Read the lines that follow and tally those with the word "this"; give the number and nothing else.

╔══

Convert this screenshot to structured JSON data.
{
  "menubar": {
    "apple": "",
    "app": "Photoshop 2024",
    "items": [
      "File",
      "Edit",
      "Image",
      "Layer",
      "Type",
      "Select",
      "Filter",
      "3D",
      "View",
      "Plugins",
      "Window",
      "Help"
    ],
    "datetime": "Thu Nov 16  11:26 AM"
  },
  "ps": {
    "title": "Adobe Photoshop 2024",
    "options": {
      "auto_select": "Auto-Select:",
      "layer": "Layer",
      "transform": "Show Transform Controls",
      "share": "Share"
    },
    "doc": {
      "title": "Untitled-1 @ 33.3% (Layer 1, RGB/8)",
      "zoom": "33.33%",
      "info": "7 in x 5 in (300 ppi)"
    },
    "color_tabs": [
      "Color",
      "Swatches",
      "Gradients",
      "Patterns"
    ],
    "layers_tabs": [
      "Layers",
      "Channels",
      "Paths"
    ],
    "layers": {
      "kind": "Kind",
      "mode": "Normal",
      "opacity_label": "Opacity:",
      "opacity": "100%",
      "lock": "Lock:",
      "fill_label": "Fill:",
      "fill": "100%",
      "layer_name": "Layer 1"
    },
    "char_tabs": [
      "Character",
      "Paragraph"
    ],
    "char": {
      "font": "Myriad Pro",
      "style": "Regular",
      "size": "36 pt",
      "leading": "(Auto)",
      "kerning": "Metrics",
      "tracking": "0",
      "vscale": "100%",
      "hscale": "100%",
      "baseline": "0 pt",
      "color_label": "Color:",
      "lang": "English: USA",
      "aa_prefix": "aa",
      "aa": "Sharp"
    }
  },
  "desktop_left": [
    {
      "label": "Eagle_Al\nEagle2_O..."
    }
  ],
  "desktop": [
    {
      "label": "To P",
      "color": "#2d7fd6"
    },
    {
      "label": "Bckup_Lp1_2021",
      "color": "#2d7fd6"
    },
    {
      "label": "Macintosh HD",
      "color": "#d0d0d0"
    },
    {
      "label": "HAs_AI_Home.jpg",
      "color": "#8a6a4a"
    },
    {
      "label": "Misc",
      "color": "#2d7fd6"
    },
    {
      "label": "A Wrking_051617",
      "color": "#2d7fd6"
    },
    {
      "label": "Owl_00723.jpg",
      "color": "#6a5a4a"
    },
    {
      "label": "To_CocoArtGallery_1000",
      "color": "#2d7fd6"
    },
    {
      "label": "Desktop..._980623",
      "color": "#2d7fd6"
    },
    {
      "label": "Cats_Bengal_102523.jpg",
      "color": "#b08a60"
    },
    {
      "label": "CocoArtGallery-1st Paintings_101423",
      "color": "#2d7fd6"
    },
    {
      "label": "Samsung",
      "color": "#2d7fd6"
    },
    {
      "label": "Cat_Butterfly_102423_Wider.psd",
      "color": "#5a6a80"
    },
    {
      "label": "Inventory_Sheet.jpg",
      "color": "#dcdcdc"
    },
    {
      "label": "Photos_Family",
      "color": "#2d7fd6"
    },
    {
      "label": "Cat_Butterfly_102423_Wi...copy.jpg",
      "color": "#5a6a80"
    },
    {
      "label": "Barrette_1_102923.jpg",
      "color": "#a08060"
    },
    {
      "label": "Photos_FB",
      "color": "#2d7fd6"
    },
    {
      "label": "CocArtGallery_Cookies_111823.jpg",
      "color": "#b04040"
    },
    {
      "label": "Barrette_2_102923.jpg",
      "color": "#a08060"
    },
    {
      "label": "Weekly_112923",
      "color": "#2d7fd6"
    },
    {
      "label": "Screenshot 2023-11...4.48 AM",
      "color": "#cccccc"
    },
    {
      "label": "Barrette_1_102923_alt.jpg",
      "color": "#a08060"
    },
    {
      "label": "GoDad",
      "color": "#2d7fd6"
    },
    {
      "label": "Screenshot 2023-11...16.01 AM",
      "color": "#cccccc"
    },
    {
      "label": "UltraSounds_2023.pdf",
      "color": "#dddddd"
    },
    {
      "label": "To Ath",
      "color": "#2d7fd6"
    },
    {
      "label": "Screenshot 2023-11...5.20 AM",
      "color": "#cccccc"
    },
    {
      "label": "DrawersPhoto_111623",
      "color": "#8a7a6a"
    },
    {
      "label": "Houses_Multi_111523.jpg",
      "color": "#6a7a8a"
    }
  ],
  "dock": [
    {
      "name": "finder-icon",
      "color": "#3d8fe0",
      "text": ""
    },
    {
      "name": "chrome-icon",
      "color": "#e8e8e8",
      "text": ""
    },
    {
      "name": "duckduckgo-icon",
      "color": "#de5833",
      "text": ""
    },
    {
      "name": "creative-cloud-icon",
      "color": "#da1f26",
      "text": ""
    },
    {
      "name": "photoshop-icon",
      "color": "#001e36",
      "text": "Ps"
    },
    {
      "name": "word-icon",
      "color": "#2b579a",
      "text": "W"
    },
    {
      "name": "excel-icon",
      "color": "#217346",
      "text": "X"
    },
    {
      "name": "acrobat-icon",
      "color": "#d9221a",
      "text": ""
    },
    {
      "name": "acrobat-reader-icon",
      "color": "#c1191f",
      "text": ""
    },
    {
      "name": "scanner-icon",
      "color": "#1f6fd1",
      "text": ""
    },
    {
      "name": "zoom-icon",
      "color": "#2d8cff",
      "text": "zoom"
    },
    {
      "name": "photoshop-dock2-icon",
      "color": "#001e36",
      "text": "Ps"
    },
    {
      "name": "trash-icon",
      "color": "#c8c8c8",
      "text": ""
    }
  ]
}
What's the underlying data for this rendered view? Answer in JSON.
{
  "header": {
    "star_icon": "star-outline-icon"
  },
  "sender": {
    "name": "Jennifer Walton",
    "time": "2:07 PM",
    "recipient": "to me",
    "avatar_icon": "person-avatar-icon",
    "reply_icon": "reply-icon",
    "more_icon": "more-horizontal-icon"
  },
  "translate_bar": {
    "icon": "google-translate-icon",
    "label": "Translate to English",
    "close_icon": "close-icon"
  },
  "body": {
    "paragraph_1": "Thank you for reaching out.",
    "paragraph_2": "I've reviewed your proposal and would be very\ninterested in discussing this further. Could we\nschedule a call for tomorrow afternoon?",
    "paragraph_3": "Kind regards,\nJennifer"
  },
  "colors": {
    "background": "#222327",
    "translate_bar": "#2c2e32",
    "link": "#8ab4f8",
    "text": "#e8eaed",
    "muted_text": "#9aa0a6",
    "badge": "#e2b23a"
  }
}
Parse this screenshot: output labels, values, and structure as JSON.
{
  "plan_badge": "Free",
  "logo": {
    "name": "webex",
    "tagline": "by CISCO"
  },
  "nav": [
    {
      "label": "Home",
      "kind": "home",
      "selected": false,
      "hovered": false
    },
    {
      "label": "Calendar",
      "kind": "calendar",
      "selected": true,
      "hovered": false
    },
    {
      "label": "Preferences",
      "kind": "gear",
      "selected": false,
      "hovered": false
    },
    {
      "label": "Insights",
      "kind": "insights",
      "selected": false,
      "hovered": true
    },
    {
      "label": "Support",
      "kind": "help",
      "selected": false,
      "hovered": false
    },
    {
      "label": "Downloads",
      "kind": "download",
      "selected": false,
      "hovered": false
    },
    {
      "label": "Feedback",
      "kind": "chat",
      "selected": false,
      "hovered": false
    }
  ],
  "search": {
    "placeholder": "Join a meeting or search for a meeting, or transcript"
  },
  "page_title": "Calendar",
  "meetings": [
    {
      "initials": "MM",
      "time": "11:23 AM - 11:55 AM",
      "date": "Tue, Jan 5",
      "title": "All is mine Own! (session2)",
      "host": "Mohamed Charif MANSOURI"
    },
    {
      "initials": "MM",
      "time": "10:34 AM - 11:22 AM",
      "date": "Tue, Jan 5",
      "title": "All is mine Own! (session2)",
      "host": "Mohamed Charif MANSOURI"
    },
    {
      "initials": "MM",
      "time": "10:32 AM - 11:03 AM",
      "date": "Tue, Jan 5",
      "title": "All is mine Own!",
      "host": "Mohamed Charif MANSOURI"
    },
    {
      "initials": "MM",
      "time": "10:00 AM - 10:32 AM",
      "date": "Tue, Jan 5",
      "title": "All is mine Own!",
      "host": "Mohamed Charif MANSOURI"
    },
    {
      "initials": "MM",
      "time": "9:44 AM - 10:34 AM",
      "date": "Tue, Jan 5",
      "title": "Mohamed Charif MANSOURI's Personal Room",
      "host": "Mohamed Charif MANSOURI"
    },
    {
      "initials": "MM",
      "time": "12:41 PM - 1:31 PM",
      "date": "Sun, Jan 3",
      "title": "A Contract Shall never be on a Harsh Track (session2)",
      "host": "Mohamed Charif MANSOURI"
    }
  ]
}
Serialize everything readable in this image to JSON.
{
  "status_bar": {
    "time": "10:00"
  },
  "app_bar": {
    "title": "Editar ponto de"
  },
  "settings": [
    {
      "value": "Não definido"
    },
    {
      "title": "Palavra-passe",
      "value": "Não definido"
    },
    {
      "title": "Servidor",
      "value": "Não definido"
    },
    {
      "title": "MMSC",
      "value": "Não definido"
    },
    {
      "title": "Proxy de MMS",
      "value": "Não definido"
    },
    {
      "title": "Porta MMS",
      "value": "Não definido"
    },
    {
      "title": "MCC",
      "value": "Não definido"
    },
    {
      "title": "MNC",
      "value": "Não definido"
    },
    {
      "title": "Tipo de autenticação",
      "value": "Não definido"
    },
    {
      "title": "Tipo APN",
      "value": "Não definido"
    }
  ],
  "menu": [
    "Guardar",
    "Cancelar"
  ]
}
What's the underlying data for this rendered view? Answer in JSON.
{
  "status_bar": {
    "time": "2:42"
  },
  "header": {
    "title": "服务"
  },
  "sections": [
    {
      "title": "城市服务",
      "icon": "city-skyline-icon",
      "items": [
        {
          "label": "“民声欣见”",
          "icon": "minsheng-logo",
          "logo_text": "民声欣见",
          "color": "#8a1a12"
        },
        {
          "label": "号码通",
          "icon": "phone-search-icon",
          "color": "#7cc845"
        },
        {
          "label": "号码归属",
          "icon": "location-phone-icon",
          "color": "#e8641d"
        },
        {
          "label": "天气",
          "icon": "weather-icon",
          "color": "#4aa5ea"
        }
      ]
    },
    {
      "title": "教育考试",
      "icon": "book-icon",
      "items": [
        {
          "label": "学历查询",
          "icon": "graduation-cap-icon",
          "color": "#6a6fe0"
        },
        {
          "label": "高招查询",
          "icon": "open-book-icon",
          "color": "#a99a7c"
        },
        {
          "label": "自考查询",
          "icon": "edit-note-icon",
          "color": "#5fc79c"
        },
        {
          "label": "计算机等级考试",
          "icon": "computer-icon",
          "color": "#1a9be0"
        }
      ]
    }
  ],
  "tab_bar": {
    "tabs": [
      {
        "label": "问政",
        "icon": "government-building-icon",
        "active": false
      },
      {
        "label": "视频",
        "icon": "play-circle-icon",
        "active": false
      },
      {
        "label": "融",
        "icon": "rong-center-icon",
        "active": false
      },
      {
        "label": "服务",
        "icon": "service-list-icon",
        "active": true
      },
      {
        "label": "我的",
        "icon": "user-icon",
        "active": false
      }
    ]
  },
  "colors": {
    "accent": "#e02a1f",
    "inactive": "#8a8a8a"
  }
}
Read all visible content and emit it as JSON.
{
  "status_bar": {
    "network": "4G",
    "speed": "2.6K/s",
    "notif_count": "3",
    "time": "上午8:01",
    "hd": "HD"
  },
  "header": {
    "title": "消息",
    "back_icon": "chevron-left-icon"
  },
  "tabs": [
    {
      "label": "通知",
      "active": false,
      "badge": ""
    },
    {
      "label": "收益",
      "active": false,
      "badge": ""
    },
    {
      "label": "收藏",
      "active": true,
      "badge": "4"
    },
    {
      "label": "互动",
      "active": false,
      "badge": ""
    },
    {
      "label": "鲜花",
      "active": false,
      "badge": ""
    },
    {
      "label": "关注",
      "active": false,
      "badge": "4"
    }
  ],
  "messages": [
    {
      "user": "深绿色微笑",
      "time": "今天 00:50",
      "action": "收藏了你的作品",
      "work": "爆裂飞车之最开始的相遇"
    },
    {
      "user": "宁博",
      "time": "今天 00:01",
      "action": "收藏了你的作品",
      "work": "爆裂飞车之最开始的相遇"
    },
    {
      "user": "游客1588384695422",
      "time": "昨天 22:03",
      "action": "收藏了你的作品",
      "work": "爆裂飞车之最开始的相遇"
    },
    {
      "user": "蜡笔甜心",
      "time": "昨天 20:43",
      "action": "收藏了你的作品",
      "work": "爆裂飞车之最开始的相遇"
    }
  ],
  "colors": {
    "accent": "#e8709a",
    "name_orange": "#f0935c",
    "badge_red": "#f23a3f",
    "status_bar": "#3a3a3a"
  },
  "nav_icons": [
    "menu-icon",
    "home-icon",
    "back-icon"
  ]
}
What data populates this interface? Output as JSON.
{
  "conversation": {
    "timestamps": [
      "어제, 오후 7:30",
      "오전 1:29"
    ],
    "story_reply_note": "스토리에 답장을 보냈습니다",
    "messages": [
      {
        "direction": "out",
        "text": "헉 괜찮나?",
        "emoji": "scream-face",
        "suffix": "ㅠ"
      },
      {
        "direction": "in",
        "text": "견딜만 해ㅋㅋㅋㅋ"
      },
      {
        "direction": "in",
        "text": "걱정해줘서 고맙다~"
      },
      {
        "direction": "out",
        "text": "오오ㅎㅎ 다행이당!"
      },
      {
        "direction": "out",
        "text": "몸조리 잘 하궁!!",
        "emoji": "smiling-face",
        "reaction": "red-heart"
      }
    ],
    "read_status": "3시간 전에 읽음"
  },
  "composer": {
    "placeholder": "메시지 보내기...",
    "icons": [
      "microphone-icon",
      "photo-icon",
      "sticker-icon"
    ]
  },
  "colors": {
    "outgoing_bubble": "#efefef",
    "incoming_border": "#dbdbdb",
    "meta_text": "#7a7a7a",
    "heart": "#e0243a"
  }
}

╚══

▶ [Answer in full]: 7